## BEGIN

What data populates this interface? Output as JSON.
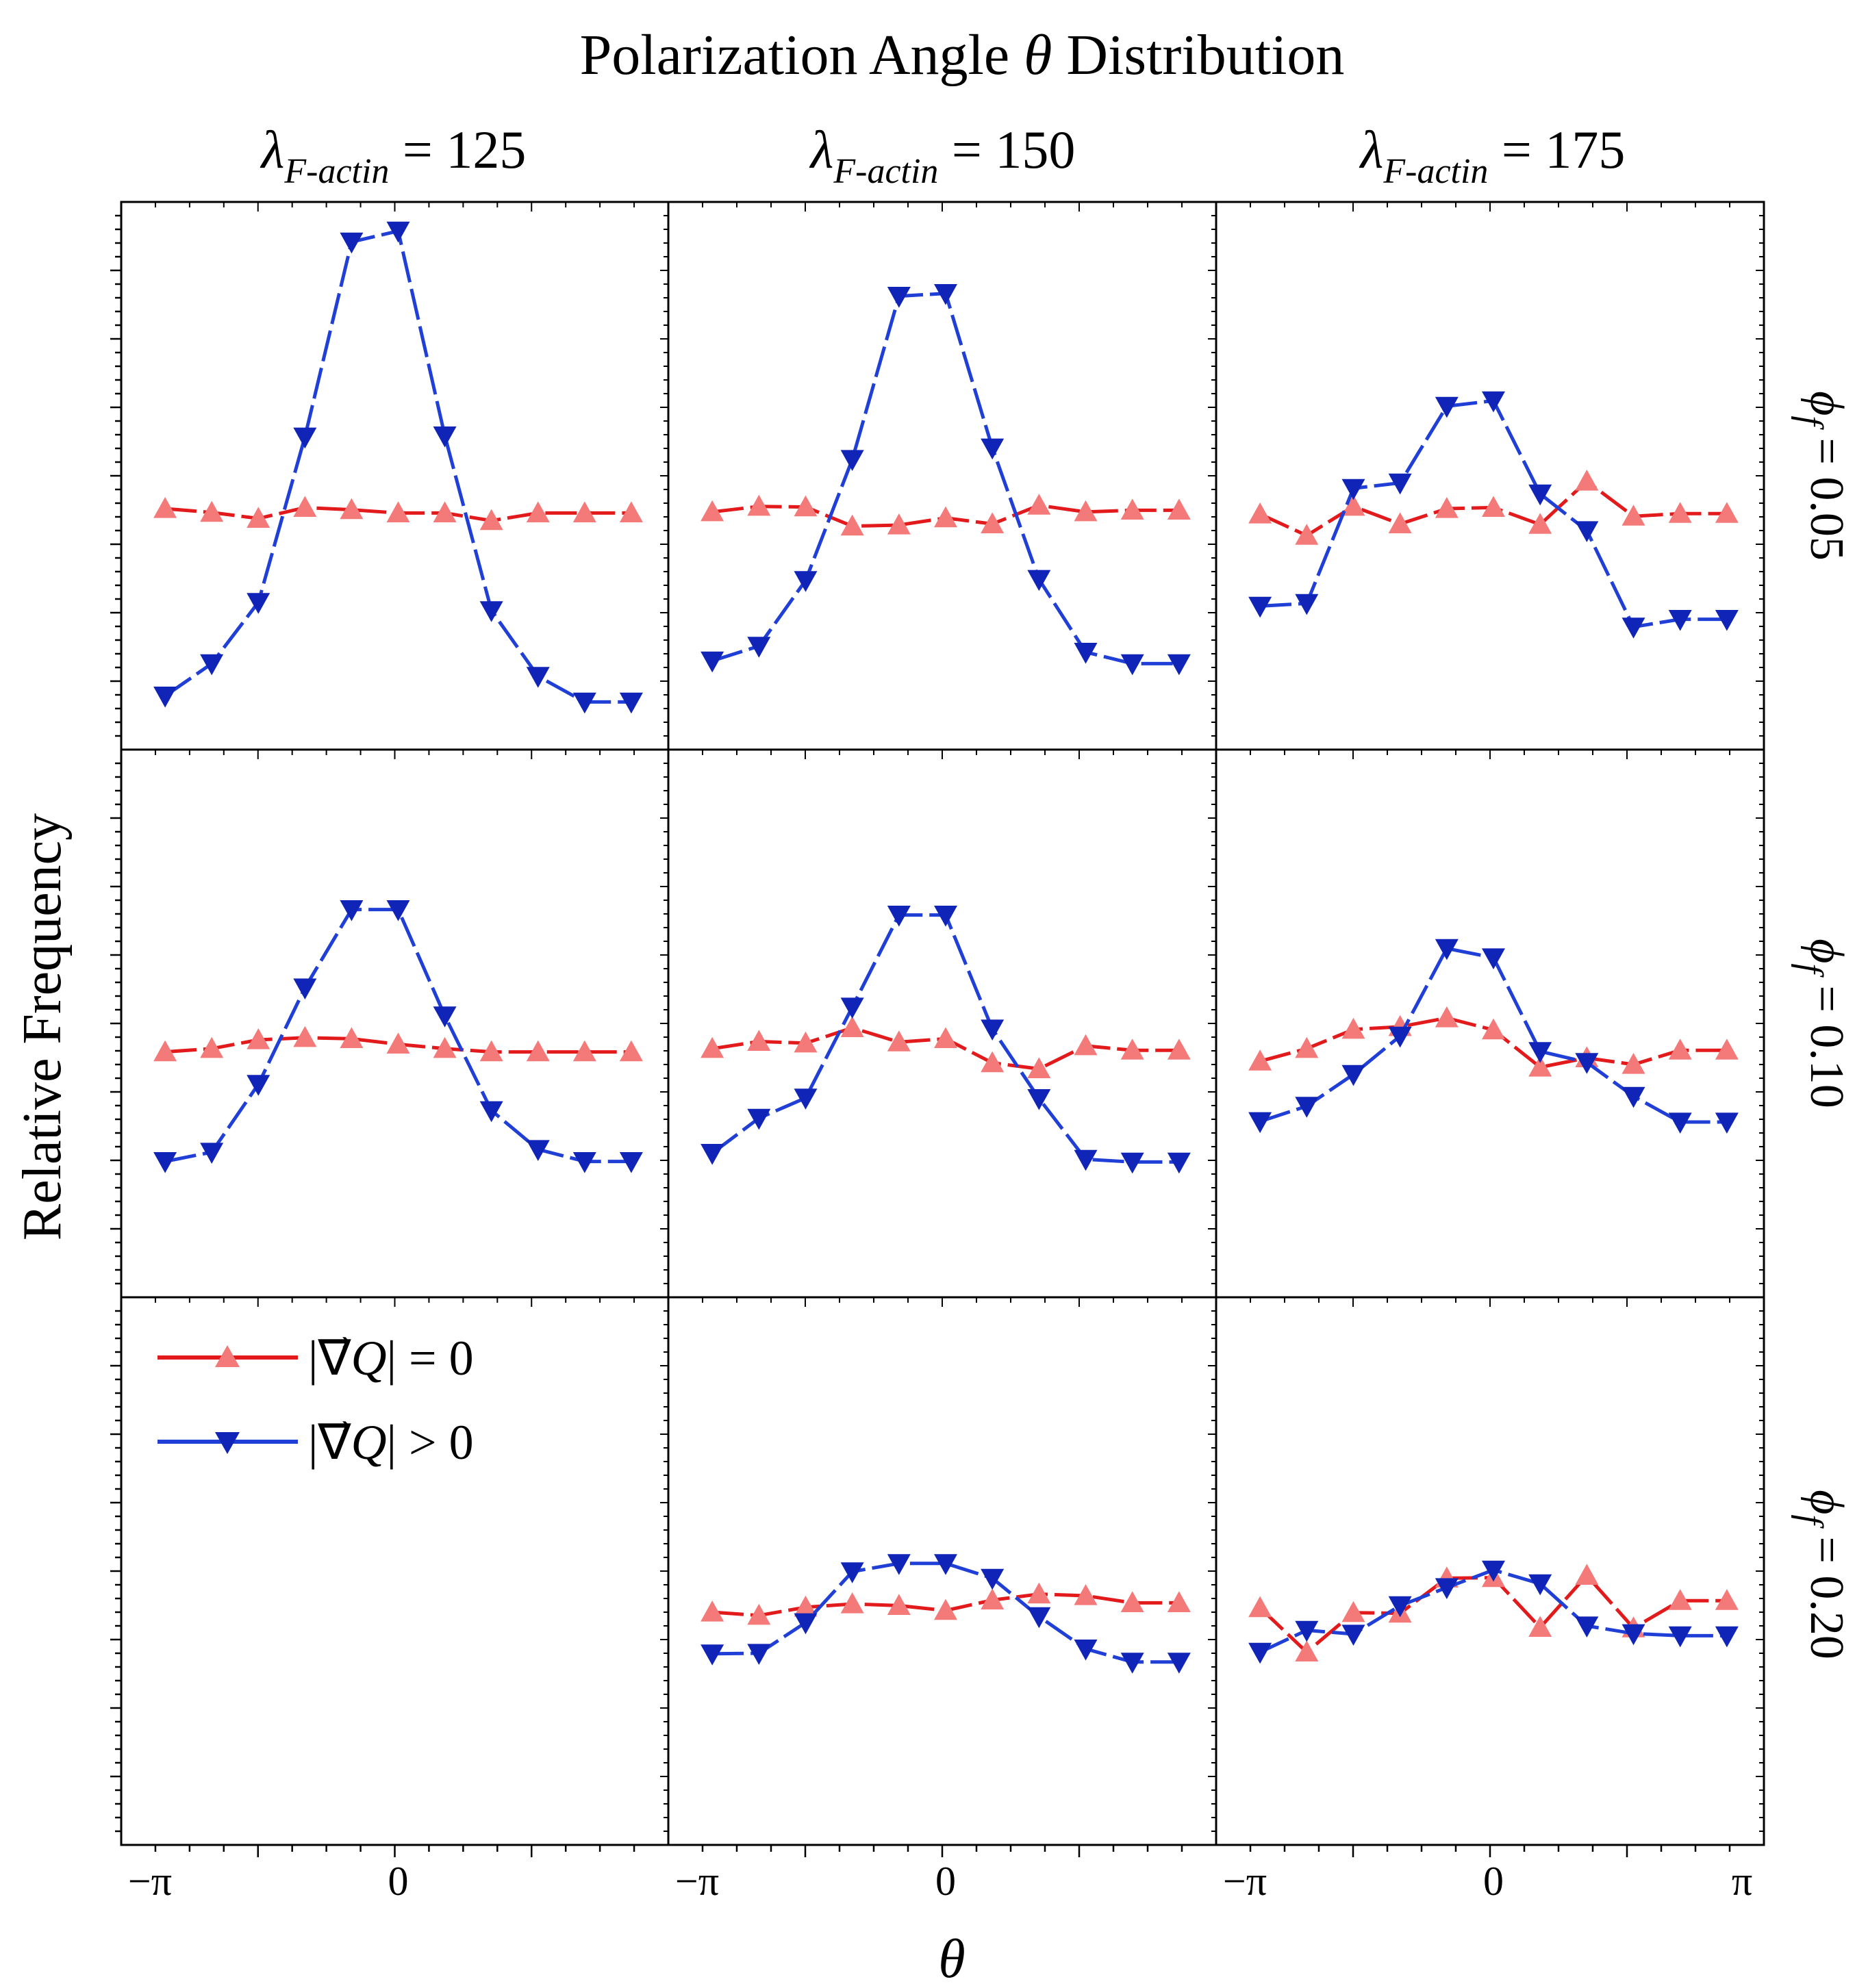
{
  "chart_data": {
    "type": "line",
    "title": "Polarization Angle θ Distribution",
    "title_parts": {
      "before": "Polarization Angle ",
      "symbol": "θ",
      "after": " Distribution"
    },
    "xlabel": "θ",
    "ylabel": "Relative Frequency",
    "xlim": [
      -3.14159,
      3.14159
    ],
    "ylim": [
      0,
      1
    ],
    "x_ticks": [
      {
        "label": "−π",
        "value": -3.14159
      },
      {
        "label": "0",
        "value": 0
      },
      {
        "label": "π",
        "value": 3.14159
      }
    ],
    "columns": [
      {
        "symbol": "λ",
        "subscript": "F-actin",
        "rest": " = 125"
      },
      {
        "symbol": "λ",
        "subscript": "F-actin",
        "rest": " = 150"
      },
      {
        "symbol": "λ",
        "subscript": "F-actin",
        "rest": " = 175"
      }
    ],
    "rows": [
      {
        "symbol": "ϕ",
        "subscript": "f",
        "rest": " = 0.05"
      },
      {
        "symbol": "ϕ",
        "subscript": "f",
        "rest": " = 0.10"
      },
      {
        "symbol": "ϕ",
        "subscript": "f",
        "rest": " = 0.20"
      }
    ],
    "x": [
      -2.95,
      -2.36,
      -1.77,
      -1.18,
      -0.59,
      0.0,
      0.59,
      1.18,
      1.77,
      2.36,
      2.95
    ],
    "series_defs": [
      {
        "name": "|∇⃗Q| = 0",
        "label_start": "|∇⃗",
        "label_italic": "Q",
        "label_end": "| = 0",
        "line_color": "#e31a1c",
        "marker_color": "#f47a7a",
        "marker": "triangle-up"
      },
      {
        "name": "|∇⃗Q| > 0",
        "label_start": "|∇⃗",
        "label_italic": "Q",
        "label_end": "| > 0",
        "line_color": "#1f3fd6",
        "marker_color": "#1024b8",
        "marker": "triangle-down"
      }
    ],
    "panels": [
      {
        "row": 0,
        "col": 0,
        "series": [
          [
            0.44,
            0.433,
            0.422,
            0.442,
            0.438,
            0.432,
            0.432,
            0.418,
            0.432,
            0.432,
            0.432
          ],
          [
            0.098,
            0.157,
            0.269,
            0.571,
            0.927,
            0.947,
            0.573,
            0.254,
            0.134,
            0.087,
            0.087
          ]
        ]
      },
      {
        "row": 0,
        "col": 1,
        "series": [
          [
            0.434,
            0.444,
            0.443,
            0.408,
            0.41,
            0.423,
            0.412,
            0.446,
            0.434,
            0.437,
            0.437
          ],
          [
            0.162,
            0.189,
            0.309,
            0.53,
            0.828,
            0.833,
            0.551,
            0.311,
            0.178,
            0.157,
            0.157
          ]
        ]
      },
      {
        "row": 0,
        "col": 2,
        "series": [
          [
            0.43,
            0.391,
            0.444,
            0.412,
            0.44,
            0.442,
            0.411,
            0.49,
            0.426,
            0.431,
            0.431
          ],
          [
            0.262,
            0.267,
            0.477,
            0.487,
            0.627,
            0.637,
            0.467,
            0.4,
            0.224,
            0.238,
            0.238
          ]
        ]
      },
      {
        "row": 1,
        "col": 0,
        "series": [
          [
            0.448,
            0.454,
            0.47,
            0.474,
            0.472,
            0.462,
            0.454,
            0.448,
            0.448,
            0.448,
            0.448
          ],
          [
            0.248,
            0.265,
            0.389,
            0.565,
            0.708,
            0.708,
            0.514,
            0.341,
            0.27,
            0.248,
            0.248
          ]
        ]
      },
      {
        "row": 1,
        "col": 1,
        "series": [
          [
            0.454,
            0.467,
            0.464,
            0.492,
            0.466,
            0.472,
            0.428,
            0.417,
            0.459,
            0.451,
            0.451
          ],
          [
            0.263,
            0.327,
            0.364,
            0.53,
            0.698,
            0.698,
            0.49,
            0.363,
            0.252,
            0.247,
            0.247
          ]
        ]
      },
      {
        "row": 1,
        "col": 2,
        "series": [
          [
            0.431,
            0.454,
            0.489,
            0.494,
            0.51,
            0.488,
            0.42,
            0.437,
            0.425,
            0.451,
            0.451
          ],
          [
            0.321,
            0.349,
            0.407,
            0.477,
            0.637,
            0.62,
            0.449,
            0.429,
            0.367,
            0.32,
            0.32
          ]
        ]
      },
      {
        "row": 2,
        "col": 1,
        "series": [
          [
            0.425,
            0.419,
            0.434,
            0.44,
            0.437,
            0.428,
            0.447,
            0.458,
            0.455,
            0.442,
            0.442
          ],
          [
            0.349,
            0.35,
            0.406,
            0.499,
            0.514,
            0.514,
            0.487,
            0.417,
            0.358,
            0.334,
            0.334
          ]
        ]
      },
      {
        "row": 2,
        "col": 2,
        "series": [
          [
            0.433,
            0.352,
            0.424,
            0.423,
            0.487,
            0.488,
            0.397,
            0.492,
            0.396,
            0.446,
            0.446
          ],
          [
            0.352,
            0.392,
            0.385,
            0.437,
            0.47,
            0.502,
            0.477,
            0.4,
            0.386,
            0.382,
            0.382
          ]
        ]
      }
    ]
  }
}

## END

## Task statement
Give back every line exactly as it stands, pictures excluded.

## Problem solution
What data populates this interface? Output as JSON.
{
  "chart_data": {
    "type": "line",
    "title": "Polarization Angle θ Distribution",
    "title_parts": {
      "before": "Polarization Angle ",
      "symbol": "θ",
      "after": " Distribution"
    },
    "xlabel": "θ",
    "ylabel": "Relative Frequency",
    "xlim": [
      -3.14159,
      3.14159
    ],
    "ylim": [
      0,
      1
    ],
    "x_ticks": [
      {
        "label": "−π",
        "value": -3.14159
      },
      {
        "label": "0",
        "value": 0
      },
      {
        "label": "π",
        "value": 3.14159
      }
    ],
    "columns": [
      {
        "symbol": "λ",
        "subscript": "F-actin",
        "rest": " = 125"
      },
      {
        "symbol": "λ",
        "subscript": "F-actin",
        "rest": " = 150"
      },
      {
        "symbol": "λ",
        "subscript": "F-actin",
        "rest": " = 175"
      }
    ],
    "rows": [
      {
        "symbol": "ϕ",
        "subscript": "f",
        "rest": " = 0.05"
      },
      {
        "symbol": "ϕ",
        "subscript": "f",
        "rest": " = 0.10"
      },
      {
        "symbol": "ϕ",
        "subscript": "f",
        "rest": " = 0.20"
      }
    ],
    "x": [
      -2.95,
      -2.36,
      -1.77,
      -1.18,
      -0.59,
      0.0,
      0.59,
      1.18,
      1.77,
      2.36,
      2.95
    ],
    "series_defs": [
      {
        "name": "|∇⃗Q| = 0",
        "label_start": "|∇⃗",
        "label_italic": "Q",
        "label_end": "| = 0",
        "line_color": "#e31a1c",
        "marker_color": "#f47a7a",
        "marker": "triangle-up"
      },
      {
        "name": "|∇⃗Q| > 0",
        "label_start": "|∇⃗",
        "label_italic": "Q",
        "label_end": "| > 0",
        "line_color": "#1f3fd6",
        "marker_color": "#1024b8",
        "marker": "triangle-down"
      }
    ],
    "panels": [
      {
        "row": 0,
        "col": 0,
        "series": [
          [
            0.44,
            0.433,
            0.422,
            0.442,
            0.438,
            0.432,
            0.432,
            0.418,
            0.432,
            0.432,
            0.432
          ],
          [
            0.098,
            0.157,
            0.269,
            0.571,
            0.927,
            0.947,
            0.573,
            0.254,
            0.134,
            0.087,
            0.087
          ]
        ]
      },
      {
        "row": 0,
        "col": 1,
        "series": [
          [
            0.434,
            0.444,
            0.443,
            0.408,
            0.41,
            0.423,
            0.412,
            0.446,
            0.434,
            0.437,
            0.437
          ],
          [
            0.162,
            0.189,
            0.309,
            0.53,
            0.828,
            0.833,
            0.551,
            0.311,
            0.178,
            0.157,
            0.157
          ]
        ]
      },
      {
        "row": 0,
        "col": 2,
        "series": [
          [
            0.43,
            0.391,
            0.444,
            0.412,
            0.44,
            0.442,
            0.411,
            0.49,
            0.426,
            0.431,
            0.431
          ],
          [
            0.262,
            0.267,
            0.477,
            0.487,
            0.627,
            0.637,
            0.467,
            0.4,
            0.224,
            0.238,
            0.238
          ]
        ]
      },
      {
        "row": 1,
        "col": 0,
        "series": [
          [
            0.448,
            0.454,
            0.47,
            0.474,
            0.472,
            0.462,
            0.454,
            0.448,
            0.448,
            0.448,
            0.448
          ],
          [
            0.248,
            0.265,
            0.389,
            0.565,
            0.708,
            0.708,
            0.514,
            0.341,
            0.27,
            0.248,
            0.248
          ]
        ]
      },
      {
        "row": 1,
        "col": 1,
        "series": [
          [
            0.454,
            0.467,
            0.464,
            0.492,
            0.466,
            0.472,
            0.428,
            0.417,
            0.459,
            0.451,
            0.451
          ],
          [
            0.263,
            0.327,
            0.364,
            0.53,
            0.698,
            0.698,
            0.49,
            0.363,
            0.252,
            0.247,
            0.247
          ]
        ]
      },
      {
        "row": 1,
        "col": 2,
        "series": [
          [
            0.431,
            0.454,
            0.489,
            0.494,
            0.51,
            0.488,
            0.42,
            0.437,
            0.425,
            0.451,
            0.451
          ],
          [
            0.321,
            0.349,
            0.407,
            0.477,
            0.637,
            0.62,
            0.449,
            0.429,
            0.367,
            0.32,
            0.32
          ]
        ]
      },
      {
        "row": 2,
        "col": 1,
        "series": [
          [
            0.425,
            0.419,
            0.434,
            0.44,
            0.437,
            0.428,
            0.447,
            0.458,
            0.455,
            0.442,
            0.442
          ],
          [
            0.349,
            0.35,
            0.406,
            0.499,
            0.514,
            0.514,
            0.487,
            0.417,
            0.358,
            0.334,
            0.334
          ]
        ]
      },
      {
        "row": 2,
        "col": 2,
        "series": [
          [
            0.433,
            0.352,
            0.424,
            0.423,
            0.487,
            0.488,
            0.397,
            0.492,
            0.396,
            0.446,
            0.446
          ],
          [
            0.352,
            0.392,
            0.385,
            0.437,
            0.47,
            0.502,
            0.477,
            0.4,
            0.386,
            0.382,
            0.382
          ]
        ]
      }
    ]
  }
}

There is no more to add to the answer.